- PROBLEM:
Quote all of the data below exactly, please.

• • •

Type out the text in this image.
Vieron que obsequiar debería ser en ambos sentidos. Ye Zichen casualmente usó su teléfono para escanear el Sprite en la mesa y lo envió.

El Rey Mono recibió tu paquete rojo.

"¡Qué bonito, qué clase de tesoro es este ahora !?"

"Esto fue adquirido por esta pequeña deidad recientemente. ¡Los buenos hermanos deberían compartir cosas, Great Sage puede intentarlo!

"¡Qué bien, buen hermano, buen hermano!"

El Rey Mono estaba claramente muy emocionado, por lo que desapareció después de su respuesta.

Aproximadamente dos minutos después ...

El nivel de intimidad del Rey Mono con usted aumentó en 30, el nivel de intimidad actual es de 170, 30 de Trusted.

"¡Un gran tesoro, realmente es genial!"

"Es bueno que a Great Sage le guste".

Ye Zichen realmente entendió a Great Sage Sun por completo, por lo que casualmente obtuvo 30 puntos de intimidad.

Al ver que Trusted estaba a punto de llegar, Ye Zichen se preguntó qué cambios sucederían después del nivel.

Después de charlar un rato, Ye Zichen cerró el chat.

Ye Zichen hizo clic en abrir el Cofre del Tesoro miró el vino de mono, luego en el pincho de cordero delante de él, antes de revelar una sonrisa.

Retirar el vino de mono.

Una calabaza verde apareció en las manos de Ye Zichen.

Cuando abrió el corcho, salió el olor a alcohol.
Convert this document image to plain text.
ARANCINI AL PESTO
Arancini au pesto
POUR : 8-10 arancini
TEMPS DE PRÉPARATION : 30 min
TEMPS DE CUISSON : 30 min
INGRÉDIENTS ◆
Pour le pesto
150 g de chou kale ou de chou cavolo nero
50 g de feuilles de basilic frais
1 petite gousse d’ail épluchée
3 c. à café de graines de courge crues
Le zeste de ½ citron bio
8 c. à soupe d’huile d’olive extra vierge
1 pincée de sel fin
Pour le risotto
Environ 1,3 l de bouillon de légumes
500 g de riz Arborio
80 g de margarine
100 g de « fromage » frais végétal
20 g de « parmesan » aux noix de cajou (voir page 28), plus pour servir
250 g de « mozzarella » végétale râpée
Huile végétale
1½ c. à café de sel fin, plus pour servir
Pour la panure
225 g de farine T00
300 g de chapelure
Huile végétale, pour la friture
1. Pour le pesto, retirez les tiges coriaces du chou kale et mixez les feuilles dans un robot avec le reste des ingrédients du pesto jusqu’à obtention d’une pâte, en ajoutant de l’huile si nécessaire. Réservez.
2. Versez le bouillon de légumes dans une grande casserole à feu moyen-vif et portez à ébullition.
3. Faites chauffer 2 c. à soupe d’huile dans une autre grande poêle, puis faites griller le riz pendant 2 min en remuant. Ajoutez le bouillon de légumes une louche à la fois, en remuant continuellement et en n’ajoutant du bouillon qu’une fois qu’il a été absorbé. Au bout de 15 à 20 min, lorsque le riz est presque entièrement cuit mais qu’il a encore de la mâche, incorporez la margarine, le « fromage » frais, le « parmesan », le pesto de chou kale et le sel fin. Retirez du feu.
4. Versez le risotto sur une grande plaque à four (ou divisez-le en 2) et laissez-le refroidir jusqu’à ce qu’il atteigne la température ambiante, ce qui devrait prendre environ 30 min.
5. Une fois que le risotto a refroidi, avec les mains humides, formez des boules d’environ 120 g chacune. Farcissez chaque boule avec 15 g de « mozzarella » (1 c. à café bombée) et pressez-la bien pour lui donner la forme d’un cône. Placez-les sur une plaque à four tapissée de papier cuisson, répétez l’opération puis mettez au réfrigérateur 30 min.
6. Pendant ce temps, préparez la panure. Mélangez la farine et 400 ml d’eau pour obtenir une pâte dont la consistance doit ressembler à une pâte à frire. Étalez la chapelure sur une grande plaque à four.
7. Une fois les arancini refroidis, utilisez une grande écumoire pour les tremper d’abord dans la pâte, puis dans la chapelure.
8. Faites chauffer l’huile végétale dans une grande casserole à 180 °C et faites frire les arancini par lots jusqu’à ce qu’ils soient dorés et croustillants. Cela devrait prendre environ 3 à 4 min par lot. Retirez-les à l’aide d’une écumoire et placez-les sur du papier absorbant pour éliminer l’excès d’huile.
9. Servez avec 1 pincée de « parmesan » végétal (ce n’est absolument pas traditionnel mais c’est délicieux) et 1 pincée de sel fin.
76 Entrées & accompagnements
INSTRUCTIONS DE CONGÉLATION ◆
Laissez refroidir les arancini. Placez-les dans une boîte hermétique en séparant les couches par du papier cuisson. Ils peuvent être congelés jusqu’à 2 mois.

• • •

- ANSWER TO THE PROBLEM:
Type out the text in this image.
Vieron que obsequiar debería ser en ambos sentidos. Ye Zichen casualmente usó su teléfono para escanear el Sprite en la mesa y lo envió.

El Rey Mono recibió tu paquete rojo.

"¡Qué bonito, qué clase de tesoro es este ahora !?"

"Esto fue adquirido por esta pequeña deidad recientemente. ¡Los buenos hermanos deberían compartir cosas, Great Sage puede intentarlo!

"¡Qué bien, buen hermano, buen hermano!"

El Rey Mono estaba claramente muy emocionado, por lo que desapareció después de su respuesta.

Aproximadamente dos minutos después ...

El nivel de intimidad del Rey Mono con usted aumentó en 30, el nivel de intimidad actual es de 170, 30 de Trusted.

"¡Un gran tesoro, realmente es genial!"

"Es bueno que a Great Sage le guste".

Ye Zichen realmente entendió a Great Sage Sun por completo, por lo que casualmente obtuvo 30 puntos de intimidad.

Al ver que Trusted estaba a punto de llegar, Ye Zichen se preguntó qué cambios sucederían después del nivel.

Después de charlar un rato, Ye Zichen cerró el chat.

Ye Zichen hizo clic en abrir el Cofre del Tesoro miró el vino de mono, luego en el pincho de cordero delante de él, antes de revelar una sonrisa.

Retirar el vino de mono.

Una calabaza verde apareció en las manos de Ye Zichen.

Cuando abrió el corcho, salió el olor a alcohol.
Convert this document image to plain text.
ARANCINI AL PESTO
Arancini au pesto
POUR : 8-10 arancini
TEMPS DE PRÉPARATION : 30 min
TEMPS DE CUISSON : 30 min
INGRÉDIENTS ◆
Pour le pesto
150 g de chou kale ou de chou cavolo nero
50 g de feuilles de basilic frais
1 petite gousse d’ail épluchée
3 c. à café de graines de courge crues
Le zeste de ½ citron bio
8 c. à soupe d’huile d’olive extra vierge
1 pincée de sel fin
Pour le risotto
Environ 1,3 l de bouillon de légumes
500 g de riz Arborio
80 g de margarine
100 g de « fromage » frais végétal
20 g de « parmesan » aux noix de cajou (voir page 28), plus pour servir
250 g de « mozzarella » végétale râpée
Huile végétale
1½ c. à café de sel fin, plus pour servir
Pour la panure
225 g de farine T00
300 g de chapelure
Huile végétale, pour la friture
1. Pour le pesto, retirez les tiges coriaces du chou kale et mixez les feuilles dans un robot avec le reste des ingrédients du pesto jusqu’à obtention d’une pâte, en ajoutant de l’huile si nécessaire. Réservez.
2. Versez le bouillon de légumes dans une grande casserole à feu moyen-vif et portez à ébullition.
3. Faites chauffer 2 c. à soupe d’huile dans une autre grande poêle, puis faites griller le riz pendant 2 min en remuant. Ajoutez le bouillon de légumes une louche à la fois, en remuant continuellement et en n’ajoutant du bouillon qu’une fois qu’il a été absorbé. Au bout de 15 à 20 min, lorsque le riz est presque entièrement cuit mais qu’il a encore de la mâche, incorporez la margarine, le « fromage » frais, le « parmesan », le pesto de chou kale et le sel fin. Retirez du feu.
4. Versez le risotto sur une grande plaque à four (ou divisez-le en 2) et laissez-le refroidir jusqu’à ce qu’il atteigne la température ambiante, ce qui devrait prendre environ 30 min.
5. Une fois que le risotto a refroidi, avec les mains humides, formez des boules d’environ 120 g chacune. Farcissez chaque boule avec 15 g de « mozzarella » (1 c. à café bombée) et pressez-la bien pour lui donner la forme d’un cône. Placez-les sur une plaque à four tapissée de papier cuisson, répétez l’opération puis mettez au réfrigérateur 30 min.
6. Pendant ce temps, préparez la panure. Mélangez la farine et 400 ml d’eau pour obtenir une pâte dont la consistance doit ressembler à une pâte à frire. Étalez la chapelure sur une grande plaque à four.
7. Une fois les arancini refroidis, utilisez une grande écumoire pour les tremper d’abord dans la pâte, puis dans la chapelure.
8. Faites chauffer l’huile végétale dans une grande casserole à 180 °C et faites frire les arancini par lots jusqu’à ce qu’ils soient dorés et croustillants. Cela devrait prendre environ 3 à 4 min par lot. Retirez-les à l’aide d’une écumoire et placez-les sur du papier absorbant pour éliminer l’excès d’huile.
9. Servez avec 1 pincée de « parmesan » végétal (ce n’est absolument pas traditionnel mais c’est délicieux) et 1 pincée de sel fin.
76 Entrées & accompagnements
INSTRUCTIONS DE CONGÉLATION ◆
Laissez refroidir les arancini. Placez-les dans une boîte hermétique en séparant les couches par du papier cuisson. Ils peuvent être congelés jusqu’à 2 mois.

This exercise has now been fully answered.